→ **SUPPLIED MATERIAL**
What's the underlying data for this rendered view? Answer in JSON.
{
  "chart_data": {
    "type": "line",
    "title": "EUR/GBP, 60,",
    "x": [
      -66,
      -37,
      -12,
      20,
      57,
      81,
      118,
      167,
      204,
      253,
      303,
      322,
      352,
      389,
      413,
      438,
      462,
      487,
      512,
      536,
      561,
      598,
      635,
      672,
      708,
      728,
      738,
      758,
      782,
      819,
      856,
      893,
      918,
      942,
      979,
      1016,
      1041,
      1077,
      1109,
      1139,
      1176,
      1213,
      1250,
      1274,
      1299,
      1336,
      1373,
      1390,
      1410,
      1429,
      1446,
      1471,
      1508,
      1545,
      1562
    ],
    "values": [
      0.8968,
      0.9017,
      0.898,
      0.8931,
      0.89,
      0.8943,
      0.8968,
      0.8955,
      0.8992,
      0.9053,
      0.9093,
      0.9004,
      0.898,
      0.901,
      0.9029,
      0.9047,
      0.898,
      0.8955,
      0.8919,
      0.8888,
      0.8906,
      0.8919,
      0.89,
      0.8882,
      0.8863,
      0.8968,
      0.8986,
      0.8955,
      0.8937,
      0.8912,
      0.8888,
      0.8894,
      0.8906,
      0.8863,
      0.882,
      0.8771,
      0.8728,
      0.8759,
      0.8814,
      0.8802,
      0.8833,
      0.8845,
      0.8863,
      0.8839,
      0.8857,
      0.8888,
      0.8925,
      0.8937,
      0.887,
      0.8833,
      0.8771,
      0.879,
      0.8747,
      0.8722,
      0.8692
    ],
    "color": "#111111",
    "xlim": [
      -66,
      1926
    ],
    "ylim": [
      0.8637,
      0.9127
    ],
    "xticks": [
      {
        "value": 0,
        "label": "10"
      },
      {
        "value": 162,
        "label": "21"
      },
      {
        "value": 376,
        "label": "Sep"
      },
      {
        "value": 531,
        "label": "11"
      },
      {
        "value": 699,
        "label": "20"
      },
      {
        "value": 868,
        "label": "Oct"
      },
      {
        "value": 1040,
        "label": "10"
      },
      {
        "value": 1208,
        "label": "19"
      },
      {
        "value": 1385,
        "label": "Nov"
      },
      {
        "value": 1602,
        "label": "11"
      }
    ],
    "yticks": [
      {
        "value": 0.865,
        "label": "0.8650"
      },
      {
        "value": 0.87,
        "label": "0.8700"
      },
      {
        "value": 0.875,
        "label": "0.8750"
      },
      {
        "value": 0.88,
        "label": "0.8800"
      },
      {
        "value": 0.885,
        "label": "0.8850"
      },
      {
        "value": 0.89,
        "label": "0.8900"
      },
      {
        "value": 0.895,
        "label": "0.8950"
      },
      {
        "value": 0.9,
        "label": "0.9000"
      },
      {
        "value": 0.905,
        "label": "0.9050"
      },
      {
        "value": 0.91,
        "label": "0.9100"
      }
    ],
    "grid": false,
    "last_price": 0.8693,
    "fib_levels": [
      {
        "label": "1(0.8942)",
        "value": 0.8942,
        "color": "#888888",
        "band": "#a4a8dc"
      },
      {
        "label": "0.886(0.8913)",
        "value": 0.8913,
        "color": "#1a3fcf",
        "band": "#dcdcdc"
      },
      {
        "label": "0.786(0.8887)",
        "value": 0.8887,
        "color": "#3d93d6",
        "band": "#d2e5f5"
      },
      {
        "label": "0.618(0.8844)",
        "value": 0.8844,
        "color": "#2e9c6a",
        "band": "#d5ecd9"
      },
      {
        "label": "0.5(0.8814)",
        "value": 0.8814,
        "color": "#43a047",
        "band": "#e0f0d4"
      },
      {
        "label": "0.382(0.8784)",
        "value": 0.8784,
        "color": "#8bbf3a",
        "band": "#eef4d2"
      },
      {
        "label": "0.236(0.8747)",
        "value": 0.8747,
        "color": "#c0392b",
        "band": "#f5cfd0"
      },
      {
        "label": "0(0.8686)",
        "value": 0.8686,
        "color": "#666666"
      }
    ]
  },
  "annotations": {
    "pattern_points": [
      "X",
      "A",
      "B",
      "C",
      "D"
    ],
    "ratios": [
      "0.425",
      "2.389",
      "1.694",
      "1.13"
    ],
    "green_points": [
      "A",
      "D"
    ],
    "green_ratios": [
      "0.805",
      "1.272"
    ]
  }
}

→ **THE REQUEST**
Copy out the whole listing exactly as written.

→ **EXERCISE ANSWER**
What's the underlying data for this rendered view? Answer in JSON.
{
  "chart_data": {
    "type": "line",
    "title": "EUR/GBP, 60,",
    "x": [
      -66,
      -37,
      -12,
      20,
      57,
      81,
      118,
      167,
      204,
      253,
      303,
      322,
      352,
      389,
      413,
      438,
      462,
      487,
      512,
      536,
      561,
      598,
      635,
      672,
      708,
      728,
      738,
      758,
      782,
      819,
      856,
      893,
      918,
      942,
      979,
      1016,
      1041,
      1077,
      1109,
      1139,
      1176,
      1213,
      1250,
      1274,
      1299,
      1336,
      1373,
      1390,
      1410,
      1429,
      1446,
      1471,
      1508,
      1545,
      1562
    ],
    "values": [
      0.8968,
      0.9017,
      0.898,
      0.8931,
      0.89,
      0.8943,
      0.8968,
      0.8955,
      0.8992,
      0.9053,
      0.9093,
      0.9004,
      0.898,
      0.901,
      0.9029,
      0.9047,
      0.898,
      0.8955,
      0.8919,
      0.8888,
      0.8906,
      0.8919,
      0.89,
      0.8882,
      0.8863,
      0.8968,
      0.8986,
      0.8955,
      0.8937,
      0.8912,
      0.8888,
      0.8894,
      0.8906,
      0.8863,
      0.882,
      0.8771,
      0.8728,
      0.8759,
      0.8814,
      0.8802,
      0.8833,
      0.8845,
      0.8863,
      0.8839,
      0.8857,
      0.8888,
      0.8925,
      0.8937,
      0.887,
      0.8833,
      0.8771,
      0.879,
      0.8747,
      0.8722,
      0.8692
    ],
    "color": "#111111",
    "xlim": [
      -66,
      1926
    ],
    "ylim": [
      0.8637,
      0.9127
    ],
    "xticks": [
      {
        "value": 0,
        "label": "10"
      },
      {
        "value": 162,
        "label": "21"
      },
      {
        "value": 376,
        "label": "Sep"
      },
      {
        "value": 531,
        "label": "11"
      },
      {
        "value": 699,
        "label": "20"
      },
      {
        "value": 868,
        "label": "Oct"
      },
      {
        "value": 1040,
        "label": "10"
      },
      {
        "value": 1208,
        "label": "19"
      },
      {
        "value": 1385,
        "label": "Nov"
      },
      {
        "value": 1602,
        "label": "11"
      }
    ],
    "yticks": [
      {
        "value": 0.865,
        "label": "0.8650"
      },
      {
        "value": 0.87,
        "label": "0.8700"
      },
      {
        "value": 0.875,
        "label": "0.8750"
      },
      {
        "value": 0.88,
        "label": "0.8800"
      },
      {
        "value": 0.885,
        "label": "0.8850"
      },
      {
        "value": 0.89,
        "label": "0.8900"
      },
      {
        "value": 0.895,
        "label": "0.8950"
      },
      {
        "value": 0.9,
        "label": "0.9000"
      },
      {
        "value": 0.905,
        "label": "0.9050"
      },
      {
        "value": 0.91,
        "label": "0.9100"
      }
    ],
    "grid": false,
    "last_price": 0.8693,
    "fib_levels": [
      {
        "label": "1(0.8942)",
        "value": 0.8942,
        "color": "#888888",
        "band": "#a4a8dc"
      },
      {
        "label": "0.886(0.8913)",
        "value": 0.8913,
        "color": "#1a3fcf",
        "band": "#dcdcdc"
      },
      {
        "label": "0.786(0.8887)",
        "value": 0.8887,
        "color": "#3d93d6",
        "band": "#d2e5f5"
      },
      {
        "label": "0.618(0.8844)",
        "value": 0.8844,
        "color": "#2e9c6a",
        "band": "#d5ecd9"
      },
      {
        "label": "0.5(0.8814)",
        "value": 0.8814,
        "color": "#43a047",
        "band": "#e0f0d4"
      },
      {
        "label": "0.382(0.8784)",
        "value": 0.8784,
        "color": "#8bbf3a",
        "band": "#eef4d2"
      },
      {
        "label": "0.236(0.8747)",
        "value": 0.8747,
        "color": "#c0392b",
        "band": "#f5cfd0"
      },
      {
        "label": "0(0.8686)",
        "value": 0.8686,
        "color": "#666666"
      }
    ]
  },
  "annotations": {
    "pattern_points": [
      "X",
      "A",
      "B",
      "C",
      "D"
    ],
    "ratios": [
      "0.425",
      "2.389",
      "1.694",
      "1.13"
    ],
    "green_points": [
      "A",
      "D"
    ],
    "green_ratios": [
      "0.805",
      "1.272"
    ]
  }
}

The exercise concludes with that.